Recorded data:
^^^^
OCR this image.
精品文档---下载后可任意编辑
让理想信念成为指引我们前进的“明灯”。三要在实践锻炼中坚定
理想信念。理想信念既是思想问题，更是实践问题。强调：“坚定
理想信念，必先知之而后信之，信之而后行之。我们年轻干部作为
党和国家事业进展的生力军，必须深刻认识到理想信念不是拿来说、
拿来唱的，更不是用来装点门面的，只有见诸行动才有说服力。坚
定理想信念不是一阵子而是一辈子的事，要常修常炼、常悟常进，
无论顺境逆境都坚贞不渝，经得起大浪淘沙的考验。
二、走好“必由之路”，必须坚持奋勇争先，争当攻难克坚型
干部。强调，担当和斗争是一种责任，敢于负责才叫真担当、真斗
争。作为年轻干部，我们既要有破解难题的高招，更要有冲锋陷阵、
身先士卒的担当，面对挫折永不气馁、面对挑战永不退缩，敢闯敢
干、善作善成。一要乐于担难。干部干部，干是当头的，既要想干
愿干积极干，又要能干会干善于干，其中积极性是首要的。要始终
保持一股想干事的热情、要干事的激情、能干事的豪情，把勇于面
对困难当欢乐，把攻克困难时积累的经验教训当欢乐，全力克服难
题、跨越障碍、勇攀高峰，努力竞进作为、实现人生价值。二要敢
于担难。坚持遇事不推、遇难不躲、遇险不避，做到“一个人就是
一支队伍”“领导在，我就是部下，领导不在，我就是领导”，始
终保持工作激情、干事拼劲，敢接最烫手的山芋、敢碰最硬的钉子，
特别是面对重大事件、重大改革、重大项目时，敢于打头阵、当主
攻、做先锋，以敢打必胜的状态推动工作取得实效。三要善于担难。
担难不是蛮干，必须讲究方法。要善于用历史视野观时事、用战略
^^^^
▸ **Exercise objective**
Restate each entry exactly, skipping none.

▸ **The completed task**
OCR this image.
精品文档---下载后可任意编辑
让理想信念成为指引我们前进的“明灯”。三要在实践锻炼中坚定
理想信念。理想信念既是思想问题，更是实践问题。强调：“坚定
理想信念，必先知之而后信之，信之而后行之。我们年轻干部作为
党和国家事业进展的生力军，必须深刻认识到理想信念不是拿来说、
拿来唱的，更不是用来装点门面的，只有见诸行动才有说服力。坚
定理想信念不是一阵子而是一辈子的事，要常修常炼、常悟常进，
无论顺境逆境都坚贞不渝，经得起大浪淘沙的考验。
二、走好“必由之路”，必须坚持奋勇争先，争当攻难克坚型
干部。强调，担当和斗争是一种责任，敢于负责才叫真担当、真斗
争。作为年轻干部，我们既要有破解难题的高招，更要有冲锋陷阵、
身先士卒的担当，面对挫折永不气馁、面对挑战永不退缩，敢闯敢
干、善作善成。一要乐于担难。干部干部，干是当头的，既要想干
愿干积极干，又要能干会干善于干，其中积极性是首要的。要始终
保持一股想干事的热情、要干事的激情、能干事的豪情，把勇于面
对困难当欢乐，把攻克困难时积累的经验教训当欢乐，全力克服难
题、跨越障碍、勇攀高峰，努力竞进作为、实现人生价值。二要敢
于担难。坚持遇事不推、遇难不躲、遇险不避，做到“一个人就是
一支队伍”“领导在，我就是部下，领导不在，我就是领导”，始
终保持工作激情、干事拼劲，敢接最烫手的山芋、敢碰最硬的钉子，
特别是面对重大事件、重大改革、重大项目时，敢于打头阵、当主
攻、做先锋，以敢打必胜的状态推动工作取得实效。三要善于担难。
担难不是蛮干，必须讲究方法。要善于用历史视野观时事、用战略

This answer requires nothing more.